Aim →
Output every line of the data below as a JSON array of strings, one string per line, leaving out blank lines.

Materials provided →

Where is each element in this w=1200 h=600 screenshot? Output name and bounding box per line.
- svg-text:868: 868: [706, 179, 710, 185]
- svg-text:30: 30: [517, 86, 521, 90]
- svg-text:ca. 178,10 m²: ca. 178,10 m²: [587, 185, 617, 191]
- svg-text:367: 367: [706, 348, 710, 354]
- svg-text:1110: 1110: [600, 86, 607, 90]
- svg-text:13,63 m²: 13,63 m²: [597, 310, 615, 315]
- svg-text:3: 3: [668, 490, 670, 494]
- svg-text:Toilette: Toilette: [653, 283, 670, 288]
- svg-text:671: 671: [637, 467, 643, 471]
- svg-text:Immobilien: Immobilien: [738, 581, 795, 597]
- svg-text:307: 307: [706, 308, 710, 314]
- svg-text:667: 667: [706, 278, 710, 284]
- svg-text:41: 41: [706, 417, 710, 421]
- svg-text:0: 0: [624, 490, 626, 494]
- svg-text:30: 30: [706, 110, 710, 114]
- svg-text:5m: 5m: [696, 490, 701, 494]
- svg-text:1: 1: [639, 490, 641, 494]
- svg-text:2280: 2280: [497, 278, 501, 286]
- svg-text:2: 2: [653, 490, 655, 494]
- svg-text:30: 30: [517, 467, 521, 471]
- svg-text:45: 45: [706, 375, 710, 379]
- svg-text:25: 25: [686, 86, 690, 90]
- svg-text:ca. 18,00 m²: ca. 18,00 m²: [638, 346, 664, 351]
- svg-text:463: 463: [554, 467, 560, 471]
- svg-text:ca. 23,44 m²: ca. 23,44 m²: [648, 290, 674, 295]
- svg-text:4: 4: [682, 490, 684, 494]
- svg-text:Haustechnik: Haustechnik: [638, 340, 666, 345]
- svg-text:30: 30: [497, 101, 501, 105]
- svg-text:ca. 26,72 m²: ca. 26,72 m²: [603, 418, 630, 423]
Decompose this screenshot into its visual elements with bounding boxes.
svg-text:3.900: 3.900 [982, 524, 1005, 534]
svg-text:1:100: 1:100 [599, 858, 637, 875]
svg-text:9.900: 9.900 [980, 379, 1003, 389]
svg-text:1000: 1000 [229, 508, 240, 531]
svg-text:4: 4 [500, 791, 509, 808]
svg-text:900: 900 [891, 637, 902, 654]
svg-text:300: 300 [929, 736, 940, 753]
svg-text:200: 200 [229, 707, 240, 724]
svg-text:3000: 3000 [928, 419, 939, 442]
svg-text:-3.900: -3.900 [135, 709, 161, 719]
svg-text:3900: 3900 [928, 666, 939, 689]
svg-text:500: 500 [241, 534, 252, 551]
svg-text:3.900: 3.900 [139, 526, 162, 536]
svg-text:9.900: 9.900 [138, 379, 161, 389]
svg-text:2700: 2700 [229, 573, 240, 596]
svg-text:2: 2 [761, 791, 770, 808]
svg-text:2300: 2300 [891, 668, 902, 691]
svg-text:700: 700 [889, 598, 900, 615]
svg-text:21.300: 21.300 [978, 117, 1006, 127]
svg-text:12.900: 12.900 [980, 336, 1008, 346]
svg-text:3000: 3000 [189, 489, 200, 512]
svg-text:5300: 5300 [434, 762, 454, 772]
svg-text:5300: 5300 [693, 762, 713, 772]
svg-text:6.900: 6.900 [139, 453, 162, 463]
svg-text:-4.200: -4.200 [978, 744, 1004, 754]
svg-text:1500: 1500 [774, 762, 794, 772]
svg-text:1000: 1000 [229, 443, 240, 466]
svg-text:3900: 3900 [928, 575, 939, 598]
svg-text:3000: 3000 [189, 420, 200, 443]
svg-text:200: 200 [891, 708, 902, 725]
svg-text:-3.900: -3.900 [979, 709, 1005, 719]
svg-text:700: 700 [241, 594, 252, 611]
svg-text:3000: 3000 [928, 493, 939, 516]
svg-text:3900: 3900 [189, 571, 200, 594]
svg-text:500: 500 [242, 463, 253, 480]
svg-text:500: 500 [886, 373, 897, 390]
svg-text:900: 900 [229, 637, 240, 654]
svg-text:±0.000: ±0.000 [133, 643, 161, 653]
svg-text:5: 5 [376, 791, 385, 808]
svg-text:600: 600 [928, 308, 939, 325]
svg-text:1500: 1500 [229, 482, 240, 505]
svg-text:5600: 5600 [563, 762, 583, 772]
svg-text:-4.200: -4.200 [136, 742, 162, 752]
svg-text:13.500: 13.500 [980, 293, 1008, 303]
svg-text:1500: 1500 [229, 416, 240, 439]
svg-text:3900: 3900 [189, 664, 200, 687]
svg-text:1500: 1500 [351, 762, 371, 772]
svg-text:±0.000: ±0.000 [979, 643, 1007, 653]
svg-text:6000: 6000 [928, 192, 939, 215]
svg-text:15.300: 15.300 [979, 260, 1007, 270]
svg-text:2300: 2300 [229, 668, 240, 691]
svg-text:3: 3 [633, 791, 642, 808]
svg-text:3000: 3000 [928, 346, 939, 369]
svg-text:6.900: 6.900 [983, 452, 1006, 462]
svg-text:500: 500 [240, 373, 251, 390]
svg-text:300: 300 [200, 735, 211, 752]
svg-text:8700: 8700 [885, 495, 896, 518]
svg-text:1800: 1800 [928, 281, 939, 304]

The response →
[
  "Where is each element in this w=1200 h=600 screenshot? Output name and bounding box per line.",
  "- svg-text:868: 868: [706, 179, 710, 185]",
  "- svg-text:30: 30: [517, 86, 521, 90]",
  "- svg-text:ca. 178,10 m²: ca. 178,10 m²: [587, 185, 617, 191]",
  "- svg-text:367: 367: [706, 348, 710, 354]",
  "- svg-text:1110: 1110: [600, 86, 607, 90]",
  "- svg-text:13,63 m²: 13,63 m²: [597, 310, 615, 315]",
  "- svg-text:3: 3: [668, 490, 670, 494]",
  "- svg-text:Toilette: Toilette: [653, 283, 670, 288]",
  "- svg-text:671: 671: [637, 467, 643, 471]",
  "- svg-text:Immobilien: Immobilien: [738, 581, 795, 597]",
  "- svg-text:307: 307: [706, 308, 710, 314]",
  "- svg-text:667: 667: [706, 278, 710, 284]",
  "- svg-text:41: 41: [706, 417, 710, 421]",
  "- svg-text:0: 0: [624, 490, 626, 494]",
  "- svg-text:30: 30: [706, 110, 710, 114]",
  "- svg-text:5m: 5m: [696, 490, 701, 494]",
  "- svg-text:1: 1: [639, 490, 641, 494]",
  "- svg-text:2280: 2280: [497, 278, 501, 286]",
  "- svg-text:2: 2: [653, 490, 655, 494]",
  "- svg-text:30: 30: [517, 467, 521, 471]",
  "- svg-text:45: 45: [706, 375, 710, 379]",
  "- svg-text:25: 25: [686, 86, 690, 90]",
  "- svg-text:ca. 18,00 m²: ca. 18,00 m²: [638, 346, 664, 351]",
  "- svg-text:463: 463: [554, 467, 560, 471]",
  "- svg-text:ca. 23,44 m²: ca. 23,44 m²: [648, 290, 674, 295]",
  "- svg-text:4: 4: [682, 490, 684, 494]",
  "- svg-text:Haustechnik: Haustechnik: [638, 340, 666, 345]",
  "- svg-text:30: 30: [497, 101, 501, 105]",
  "- svg-text:ca. 26,72 m²: ca. 26,72 m²: [603, 418, 630, 423]",
  "Decompose this screenshot into its visual elements with bounding boxes.",
  "svg-text:3.900: 3.900 [982, 524, 1005, 534]",
  "svg-text:1:100: 1:100 [599, 858, 637, 875]",
  "svg-text:9.900: 9.900 [980, 379, 1003, 389]",
  "svg-text:1000: 1000 [229, 508, 240, 531]",
  "svg-text:4: 4 [500, 791, 509, 808]",
  "svg-text:900: 900 [891, 637, 902, 654]",
  "svg-text:300: 300 [929, 736, 940, 753]",
  "svg-text:200: 200 [229, 707, 240, 724]",
  "svg-text:3000: 3000 [928, 419, 939, 442]",
  "svg-text:-3.900: -3.900 [135, 709, 161, 719]",
  "svg-text:3900: 3900 [928, 666, 939, 689]",
  "svg-text:500: 500 [241, 534, 252, 551]",
  "svg-text:3.900: 3.900 [139, 526, 162, 536]",
  "svg-text:9.900: 9.900 [138, 379, 161, 389]",
  "svg-text:2700: 2700 [229, 573, 240, 596]",
  "svg-text:2: 2 [761, 791, 770, 808]",
  "svg-text:2300: 2300 [891, 668, 902, 691]",
  "svg-text:700: 700 [889, 598, 900, 615]",
  "svg-text:21.300: 21.300 [978, 117, 1006, 127]",
  "svg-text:12.900: 12.900 [980, 336, 1008, 346]",
  "svg-text:3000: 3000 [189, 489, 200, 512]",
  "svg-text:5300: 5300 [434, 762, 454, 772]",
  "svg-text:5300: 5300 [693, 762, 713, 772]",
  "svg-text:6.900: 6.900 [139, 453, 162, 463]",
  "svg-text:-4.200: -4.200 [978, 744, 1004, 754]",
  "svg-text:1500: 1500 [774, 762, 794, 772]",
  "svg-text:1000: 1000 [229, 443, 240, 466]",
  "svg-text:3900: 3900 [928, 575, 939, 598]",
  "svg-text:3000: 3000 [189, 420, 200, 443]",
  "svg-text:200: 200 [891, 708, 902, 725]",
  "svg-text:-3.900: -3.900 [979, 709, 1005, 719]",
  "svg-text:700: 700 [241, 594, 252, 611]",
  "svg-text:3000: 3000 [928, 493, 939, 516]",
  "svg-text:3900: 3900 [189, 571, 200, 594]",
  "svg-text:500: 500 [242, 463, 253, 480]",
  "svg-text:500: 500 [886, 373, 897, 390]",
  "svg-text:900: 900 [229, 637, 240, 654]",
  "svg-text:±0.000: ±0.000 [133, 643, 161, 653]",
  "svg-text:5: 5 [376, 791, 385, 808]",
  "svg-text:600: 600 [928, 308, 939, 325]",
  "svg-text:1500: 1500 [229, 482, 240, 505]",
  "svg-text:5600: 5600 [563, 762, 583, 772]",
  "svg-text:-4.200: -4.200 [136, 742, 162, 752]",
  "svg-text:13.500: 13.500 [980, 293, 1008, 303]",
  "svg-text:1500: 1500 [229, 416, 240, 439]",
  "svg-text:3900: 3900 [189, 664, 200, 687]",
  "svg-text:1500: 1500 [351, 762, 371, 772]",
  "svg-text:±0.000: ±0.000 [979, 643, 1007, 653]",
  "svg-text:6000: 6000 [928, 192, 939, 215]",
  "svg-text:15.300: 15.300 [979, 260, 1007, 270]",
  "svg-text:2300: 2300 [229, 668, 240, 691]",
  "svg-text:3: 3 [633, 791, 642, 808]",
  "svg-text:3000: 3000 [928, 346, 939, 369]",
  "svg-text:6.900: 6.900 [983, 452, 1006, 462]",
  "svg-text:500: 500 [240, 373, 251, 390]",
  "svg-text:300: 300 [200, 735, 211, 752]",
  "svg-text:8700: 8700 [885, 495, 896, 518]",
  "svg-text:1800: 1800 [928, 281, 939, 304]"
]